▶ _INFORMATION PROVIDED_:
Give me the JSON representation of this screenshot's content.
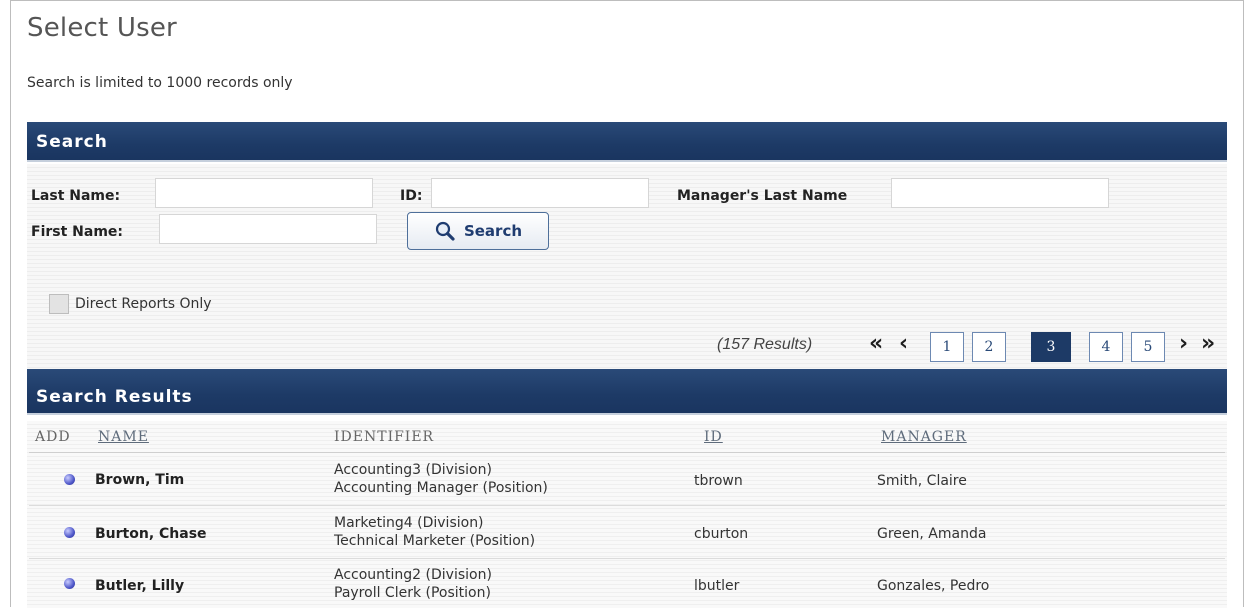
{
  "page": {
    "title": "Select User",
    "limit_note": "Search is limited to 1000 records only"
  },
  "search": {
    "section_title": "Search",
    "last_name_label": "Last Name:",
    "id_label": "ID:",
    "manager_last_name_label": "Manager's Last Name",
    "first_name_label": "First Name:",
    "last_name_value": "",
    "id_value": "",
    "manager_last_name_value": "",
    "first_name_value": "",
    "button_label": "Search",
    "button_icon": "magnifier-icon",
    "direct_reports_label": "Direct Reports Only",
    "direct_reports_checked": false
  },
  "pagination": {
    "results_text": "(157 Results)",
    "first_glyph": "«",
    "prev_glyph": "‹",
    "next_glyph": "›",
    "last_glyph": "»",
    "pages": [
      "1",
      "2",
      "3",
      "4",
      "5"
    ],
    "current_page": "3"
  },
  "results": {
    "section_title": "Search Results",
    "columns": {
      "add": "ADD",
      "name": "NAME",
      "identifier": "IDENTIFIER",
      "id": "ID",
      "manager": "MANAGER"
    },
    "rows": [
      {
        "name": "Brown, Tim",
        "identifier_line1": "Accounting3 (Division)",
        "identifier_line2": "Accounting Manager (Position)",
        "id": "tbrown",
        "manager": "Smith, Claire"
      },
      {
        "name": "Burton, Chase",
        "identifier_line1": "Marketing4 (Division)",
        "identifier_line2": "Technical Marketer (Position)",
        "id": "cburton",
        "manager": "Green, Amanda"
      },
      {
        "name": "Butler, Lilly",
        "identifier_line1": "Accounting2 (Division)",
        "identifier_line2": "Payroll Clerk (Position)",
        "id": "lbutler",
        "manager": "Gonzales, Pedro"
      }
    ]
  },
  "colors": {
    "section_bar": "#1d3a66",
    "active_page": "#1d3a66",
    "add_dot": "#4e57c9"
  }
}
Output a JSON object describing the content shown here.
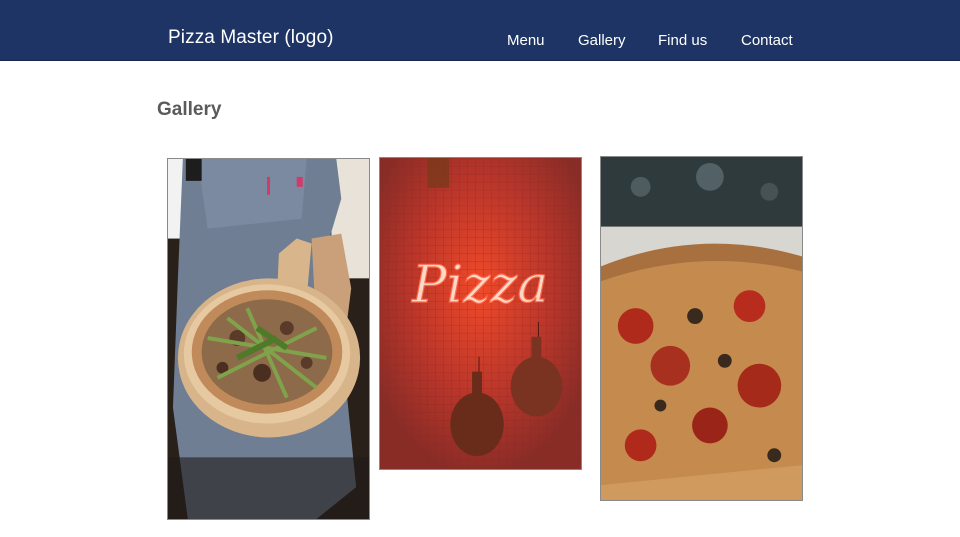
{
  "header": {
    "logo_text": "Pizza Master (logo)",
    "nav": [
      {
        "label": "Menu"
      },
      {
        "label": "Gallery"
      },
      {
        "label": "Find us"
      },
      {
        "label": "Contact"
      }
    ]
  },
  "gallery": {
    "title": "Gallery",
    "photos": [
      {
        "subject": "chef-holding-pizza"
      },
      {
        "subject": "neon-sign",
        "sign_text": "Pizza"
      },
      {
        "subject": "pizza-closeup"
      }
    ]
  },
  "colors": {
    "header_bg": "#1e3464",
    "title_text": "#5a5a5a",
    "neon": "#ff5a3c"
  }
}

▶ _SHORT PROBLEM_: Every entry must be written out exactly, with all pictures left out.

▶ _EXERCISE SOLUTION_:
Give me the JSON representation of this screenshot's content.
{
  "page": {
    "title": "Select User",
    "limit_note": "Search is limited to 1000 records only"
  },
  "search": {
    "section_title": "Search",
    "last_name_label": "Last Name:",
    "id_label": "ID:",
    "manager_last_name_label": "Manager's Last Name",
    "first_name_label": "First Name:",
    "last_name_value": "",
    "id_value": "",
    "manager_last_name_value": "",
    "first_name_value": "",
    "button_label": "Search",
    "button_icon": "magnifier-icon",
    "direct_reports_label": "Direct Reports Only",
    "direct_reports_checked": false
  },
  "pagination": {
    "results_text": "(157 Results)",
    "first_glyph": "«",
    "prev_glyph": "‹",
    "next_glyph": "›",
    "last_glyph": "»",
    "pages": [
      "1",
      "2",
      "3",
      "4",
      "5"
    ],
    "current_page": "3"
  },
  "results": {
    "section_title": "Search Results",
    "columns": {
      "add": "ADD",
      "name": "NAME",
      "identifier": "IDENTIFIER",
      "id": "ID",
      "manager": "MANAGER"
    },
    "rows": [
      {
        "name": "Brown, Tim",
        "identifier_line1": "Accounting3 (Division)",
        "identifier_line2": "Accounting Manager (Position)",
        "id": "tbrown",
        "manager": "Smith, Claire"
      },
      {
        "name": "Burton, Chase",
        "identifier_line1": "Marketing4 (Division)",
        "identifier_line2": "Technical Marketer (Position)",
        "id": "cburton",
        "manager": "Green, Amanda"
      },
      {
        "name": "Butler, Lilly",
        "identifier_line1": "Accounting2 (Division)",
        "identifier_line2": "Payroll Clerk (Position)",
        "id": "lbutler",
        "manager": "Gonzales, Pedro"
      }
    ]
  },
  "colors": {
    "section_bar": "#1d3a66",
    "active_page": "#1d3a66",
    "add_dot": "#4e57c9"
  }
}
Output a JSON object describing the content shown here.
{
  "header": {
    "logo_text": "Pizza Master (logo)",
    "nav": [
      {
        "label": "Menu"
      },
      {
        "label": "Gallery"
      },
      {
        "label": "Find us"
      },
      {
        "label": "Contact"
      }
    ]
  },
  "gallery": {
    "title": "Gallery",
    "photos": [
      {
        "subject": "chef-holding-pizza"
      },
      {
        "subject": "neon-sign",
        "sign_text": "Pizza"
      },
      {
        "subject": "pizza-closeup"
      }
    ]
  },
  "colors": {
    "header_bg": "#1e3464",
    "title_text": "#5a5a5a",
    "neon": "#ff5a3c"
  }
}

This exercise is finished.